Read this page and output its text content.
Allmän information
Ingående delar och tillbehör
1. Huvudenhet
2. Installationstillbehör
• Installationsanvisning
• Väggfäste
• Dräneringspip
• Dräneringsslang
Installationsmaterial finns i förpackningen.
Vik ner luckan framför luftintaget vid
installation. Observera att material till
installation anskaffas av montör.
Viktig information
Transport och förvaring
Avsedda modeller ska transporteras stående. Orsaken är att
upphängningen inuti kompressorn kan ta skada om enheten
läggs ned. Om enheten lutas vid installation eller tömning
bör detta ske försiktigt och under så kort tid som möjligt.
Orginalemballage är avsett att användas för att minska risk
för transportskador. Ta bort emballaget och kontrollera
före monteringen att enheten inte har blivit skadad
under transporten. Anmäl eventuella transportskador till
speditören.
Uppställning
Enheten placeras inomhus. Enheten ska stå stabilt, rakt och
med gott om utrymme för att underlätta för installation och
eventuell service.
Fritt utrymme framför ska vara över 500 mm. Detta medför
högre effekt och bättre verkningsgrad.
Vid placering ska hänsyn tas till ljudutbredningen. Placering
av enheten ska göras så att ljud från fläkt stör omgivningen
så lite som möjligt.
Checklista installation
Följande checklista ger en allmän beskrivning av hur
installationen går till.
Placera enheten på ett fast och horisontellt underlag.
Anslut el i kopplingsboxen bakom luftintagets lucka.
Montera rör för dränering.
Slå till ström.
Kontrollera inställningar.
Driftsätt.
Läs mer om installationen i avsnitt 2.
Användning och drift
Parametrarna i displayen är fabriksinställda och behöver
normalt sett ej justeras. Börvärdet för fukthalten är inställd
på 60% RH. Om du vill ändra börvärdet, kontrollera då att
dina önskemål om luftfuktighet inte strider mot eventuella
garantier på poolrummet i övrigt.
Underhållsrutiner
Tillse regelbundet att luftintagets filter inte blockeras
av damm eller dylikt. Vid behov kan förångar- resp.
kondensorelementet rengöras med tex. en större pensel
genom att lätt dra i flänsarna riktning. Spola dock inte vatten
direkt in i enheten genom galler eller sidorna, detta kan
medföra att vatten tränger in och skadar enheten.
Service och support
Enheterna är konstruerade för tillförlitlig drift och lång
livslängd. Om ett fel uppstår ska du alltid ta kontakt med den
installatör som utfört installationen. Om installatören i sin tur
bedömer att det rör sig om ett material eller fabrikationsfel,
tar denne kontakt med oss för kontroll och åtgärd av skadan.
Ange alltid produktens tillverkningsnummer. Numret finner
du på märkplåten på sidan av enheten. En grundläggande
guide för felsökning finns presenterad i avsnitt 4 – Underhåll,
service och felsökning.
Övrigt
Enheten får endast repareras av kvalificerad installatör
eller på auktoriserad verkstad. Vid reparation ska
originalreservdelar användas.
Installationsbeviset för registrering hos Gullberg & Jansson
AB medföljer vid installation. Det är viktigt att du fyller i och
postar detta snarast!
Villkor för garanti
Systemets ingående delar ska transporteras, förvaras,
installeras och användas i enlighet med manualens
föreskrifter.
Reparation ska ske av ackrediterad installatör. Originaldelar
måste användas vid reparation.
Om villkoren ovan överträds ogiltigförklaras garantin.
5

.....

### Work task
Your job is to copy all the records exactly.

### Output below
Read this page and output its text content.
Allmän information
Ingående delar och tillbehör
1. Huvudenhet
2. Installationstillbehör
• Installationsanvisning
• Väggfäste
• Dräneringspip
• Dräneringsslang
Installationsmaterial finns i förpackningen.
Vik ner luckan framför luftintaget vid
installation. Observera att material till
installation anskaffas av montör.
Viktig information
Transport och förvaring
Avsedda modeller ska transporteras stående. Orsaken är att
upphängningen inuti kompressorn kan ta skada om enheten
läggs ned. Om enheten lutas vid installation eller tömning
bör detta ske försiktigt och under så kort tid som möjligt.
Orginalemballage är avsett att användas för att minska risk
för transportskador. Ta bort emballaget och kontrollera
före monteringen att enheten inte har blivit skadad
under transporten. Anmäl eventuella transportskador till
speditören.
Uppställning
Enheten placeras inomhus. Enheten ska stå stabilt, rakt och
med gott om utrymme för att underlätta för installation och
eventuell service.
Fritt utrymme framför ska vara över 500 mm. Detta medför
högre effekt och bättre verkningsgrad.
Vid placering ska hänsyn tas till ljudutbredningen. Placering
av enheten ska göras så att ljud från fläkt stör omgivningen
så lite som möjligt.
Checklista installation
Följande checklista ger en allmän beskrivning av hur
installationen går till.
Placera enheten på ett fast och horisontellt underlag.
Anslut el i kopplingsboxen bakom luftintagets lucka.
Montera rör för dränering.
Slå till ström.
Kontrollera inställningar.
Driftsätt.
Läs mer om installationen i avsnitt 2.
Användning och drift
Parametrarna i displayen är fabriksinställda och behöver
normalt sett ej justeras. Börvärdet för fukthalten är inställd
på 60% RH. Om du vill ändra börvärdet, kontrollera då att
dina önskemål om luftfuktighet inte strider mot eventuella
garantier på poolrummet i övrigt.
Underhållsrutiner
Tillse regelbundet att luftintagets filter inte blockeras
av damm eller dylikt. Vid behov kan förångar- resp.
kondensorelementet rengöras med tex. en större pensel
genom att lätt dra i flänsarna riktning. Spola dock inte vatten
direkt in i enheten genom galler eller sidorna, detta kan
medföra att vatten tränger in och skadar enheten.
Service och support
Enheterna är konstruerade för tillförlitlig drift och lång
livslängd. Om ett fel uppstår ska du alltid ta kontakt med den
installatör som utfört installationen. Om installatören i sin tur
bedömer att det rör sig om ett material eller fabrikationsfel,
tar denne kontakt med oss för kontroll och åtgärd av skadan.
Ange alltid produktens tillverkningsnummer. Numret finner
du på märkplåten på sidan av enheten. En grundläggande
guide för felsökning finns presenterad i avsnitt 4 – Underhåll,
service och felsökning.
Övrigt
Enheten får endast repareras av kvalificerad installatör
eller på auktoriserad verkstad. Vid reparation ska
originalreservdelar användas.
Installationsbeviset för registrering hos Gullberg & Jansson
AB medföljer vid installation. Det är viktigt att du fyller i och
postar detta snarast!
Villkor för garanti
Systemets ingående delar ska transporteras, förvaras,
installeras och användas i enlighet med manualens
föreskrifter.
Reparation ska ske av ackrediterad installatör. Originaldelar
måste användas vid reparation.
Om villkoren ovan överträds ogiltigförklaras garantin.
5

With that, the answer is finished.